- _What needs to be done_
Swap "pellet-icon" for "dot-icon" and reproduce the records from the start through the line with "article-time: 13 horas — Em Minas", leaving everything else unchanged.

● ● ● ● ● ● ●

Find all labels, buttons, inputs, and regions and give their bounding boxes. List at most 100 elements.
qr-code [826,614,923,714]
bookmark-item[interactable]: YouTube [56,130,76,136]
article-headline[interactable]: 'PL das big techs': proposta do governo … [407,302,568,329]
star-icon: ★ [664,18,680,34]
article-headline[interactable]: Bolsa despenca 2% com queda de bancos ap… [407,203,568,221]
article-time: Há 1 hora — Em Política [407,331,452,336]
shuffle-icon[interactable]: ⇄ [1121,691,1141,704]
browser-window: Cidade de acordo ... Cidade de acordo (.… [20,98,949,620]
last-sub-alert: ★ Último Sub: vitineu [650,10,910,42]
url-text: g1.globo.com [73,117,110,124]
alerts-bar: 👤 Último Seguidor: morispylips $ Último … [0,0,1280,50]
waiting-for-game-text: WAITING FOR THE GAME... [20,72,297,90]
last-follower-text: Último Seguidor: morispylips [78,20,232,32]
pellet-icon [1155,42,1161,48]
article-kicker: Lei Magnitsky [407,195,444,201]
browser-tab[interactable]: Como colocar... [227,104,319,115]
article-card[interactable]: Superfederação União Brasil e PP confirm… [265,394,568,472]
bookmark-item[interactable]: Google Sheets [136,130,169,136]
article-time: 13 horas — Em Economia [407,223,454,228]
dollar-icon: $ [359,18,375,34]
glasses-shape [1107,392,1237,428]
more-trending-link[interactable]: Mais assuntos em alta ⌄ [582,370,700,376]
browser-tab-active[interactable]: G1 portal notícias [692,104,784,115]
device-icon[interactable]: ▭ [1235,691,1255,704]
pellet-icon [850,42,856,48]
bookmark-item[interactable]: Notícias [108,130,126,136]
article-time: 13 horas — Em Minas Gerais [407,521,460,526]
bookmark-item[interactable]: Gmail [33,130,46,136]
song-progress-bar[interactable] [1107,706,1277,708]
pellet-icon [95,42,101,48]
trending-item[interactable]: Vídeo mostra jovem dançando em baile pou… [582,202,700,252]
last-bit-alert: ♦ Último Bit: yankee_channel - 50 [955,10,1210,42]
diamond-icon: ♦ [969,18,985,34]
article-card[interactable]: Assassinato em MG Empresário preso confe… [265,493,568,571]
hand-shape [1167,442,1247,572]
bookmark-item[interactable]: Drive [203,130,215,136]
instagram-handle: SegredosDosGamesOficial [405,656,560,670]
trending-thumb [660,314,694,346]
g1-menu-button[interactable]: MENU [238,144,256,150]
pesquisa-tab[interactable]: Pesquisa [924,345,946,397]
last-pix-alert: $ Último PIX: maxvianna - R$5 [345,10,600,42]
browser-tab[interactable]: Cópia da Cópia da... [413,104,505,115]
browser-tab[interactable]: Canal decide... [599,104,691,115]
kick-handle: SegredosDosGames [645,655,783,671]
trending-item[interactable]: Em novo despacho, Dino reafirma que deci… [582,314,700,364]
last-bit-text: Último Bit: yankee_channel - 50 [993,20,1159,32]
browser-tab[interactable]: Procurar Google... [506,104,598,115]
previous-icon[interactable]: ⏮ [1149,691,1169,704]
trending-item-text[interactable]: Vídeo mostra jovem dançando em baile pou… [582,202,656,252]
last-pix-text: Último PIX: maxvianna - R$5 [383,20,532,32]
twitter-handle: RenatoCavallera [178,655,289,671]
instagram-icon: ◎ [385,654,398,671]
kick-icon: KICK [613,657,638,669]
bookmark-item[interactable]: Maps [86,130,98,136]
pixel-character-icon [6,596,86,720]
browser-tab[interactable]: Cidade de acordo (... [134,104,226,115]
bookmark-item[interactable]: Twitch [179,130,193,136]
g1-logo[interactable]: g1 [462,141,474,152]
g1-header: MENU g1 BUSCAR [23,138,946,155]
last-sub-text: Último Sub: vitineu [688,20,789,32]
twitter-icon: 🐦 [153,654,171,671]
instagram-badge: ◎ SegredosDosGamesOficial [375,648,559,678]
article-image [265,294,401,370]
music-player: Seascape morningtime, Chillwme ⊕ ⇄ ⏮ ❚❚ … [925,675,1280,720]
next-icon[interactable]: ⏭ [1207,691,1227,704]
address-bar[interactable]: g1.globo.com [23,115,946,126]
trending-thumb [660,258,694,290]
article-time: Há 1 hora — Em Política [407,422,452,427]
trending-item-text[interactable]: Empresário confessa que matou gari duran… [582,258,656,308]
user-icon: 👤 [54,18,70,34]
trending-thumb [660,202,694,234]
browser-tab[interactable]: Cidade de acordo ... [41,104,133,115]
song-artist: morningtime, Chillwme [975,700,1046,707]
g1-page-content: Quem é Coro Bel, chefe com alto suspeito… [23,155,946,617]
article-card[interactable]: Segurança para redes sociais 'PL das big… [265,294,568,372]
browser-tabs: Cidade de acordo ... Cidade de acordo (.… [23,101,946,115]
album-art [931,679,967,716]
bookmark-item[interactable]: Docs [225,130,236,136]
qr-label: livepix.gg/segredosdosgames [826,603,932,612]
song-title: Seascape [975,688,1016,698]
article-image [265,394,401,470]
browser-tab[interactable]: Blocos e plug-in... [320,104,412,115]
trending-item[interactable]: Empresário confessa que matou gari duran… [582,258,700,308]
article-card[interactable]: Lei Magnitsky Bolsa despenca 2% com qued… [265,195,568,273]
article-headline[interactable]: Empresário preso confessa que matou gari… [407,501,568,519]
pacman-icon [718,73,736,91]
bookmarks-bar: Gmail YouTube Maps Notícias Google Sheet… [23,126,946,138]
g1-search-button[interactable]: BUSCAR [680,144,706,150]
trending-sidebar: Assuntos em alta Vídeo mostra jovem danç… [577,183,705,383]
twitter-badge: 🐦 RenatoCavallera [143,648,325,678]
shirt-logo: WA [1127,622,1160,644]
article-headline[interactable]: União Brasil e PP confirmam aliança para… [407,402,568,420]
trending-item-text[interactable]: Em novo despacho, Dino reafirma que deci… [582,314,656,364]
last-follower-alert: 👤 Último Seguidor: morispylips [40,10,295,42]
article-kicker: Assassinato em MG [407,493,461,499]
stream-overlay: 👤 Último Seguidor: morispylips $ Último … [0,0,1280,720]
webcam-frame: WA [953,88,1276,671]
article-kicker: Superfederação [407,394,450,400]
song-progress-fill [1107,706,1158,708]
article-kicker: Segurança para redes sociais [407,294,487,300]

● ● ● ● ● ● ●

- _Answer to the task_
Find all labels, buttons, inputs, and regions and give their bounding boxes. List at most 100 elements.
qr-code [826,614,923,714]
bookmark-item[interactable]: YouTube [56,130,76,136]
article-headline[interactable]: 'PL das big techs': proposta do governo … [407,302,568,329]
star-icon: ★ [664,18,680,34]
article-headline[interactable]: Bolsa despenca 2% com queda de bancos ap… [407,203,568,221]
article-time: Há 1 hora — Em Política [407,331,452,336]
shuffle-icon[interactable]: ⇄ [1121,691,1141,704]
browser-window: Cidade de acordo ... Cidade de acordo (.… [20,98,949,620]
last-sub-alert: ★ Último Sub: vitineu [650,10,910,42]
url-text: g1.globo.com [73,117,110,124]
alerts-bar: 👤 Último Seguidor: morispylips $ Último … [0,0,1280,50]
waiting-for-game-text: WAITING FOR THE GAME... [20,72,297,90]
last-follower-text: Último Seguidor: morispylips [78,20,232,32]
dot-icon [1155,42,1161,48]
article-kicker: Lei Magnitsky [407,195,444,201]
browser-tab[interactable]: Como colocar... [227,104,319,115]
article-card[interactable]: Superfederação União Brasil e PP confirm… [265,394,568,472]
bookmark-item[interactable]: Google Sheets [136,130,169,136]
article-time: 13 horas — Em Economia [407,223,454,228]
dollar-icon: $ [359,18,375,34]
glasses-shape [1107,392,1237,428]
more-trending-link[interactable]: Mais assuntos em alta ⌄ [582,370,700,376]
browser-tab-active[interactable]: G1 portal notícias [692,104,784,115]
device-icon[interactable]: ▭ [1235,691,1255,704]
dot-icon [850,42,856,48]
bookmark-item[interactable]: Notícias [108,130,126,136]
article-time: 13 horas — Em Minas Gerais [407,521,460,526]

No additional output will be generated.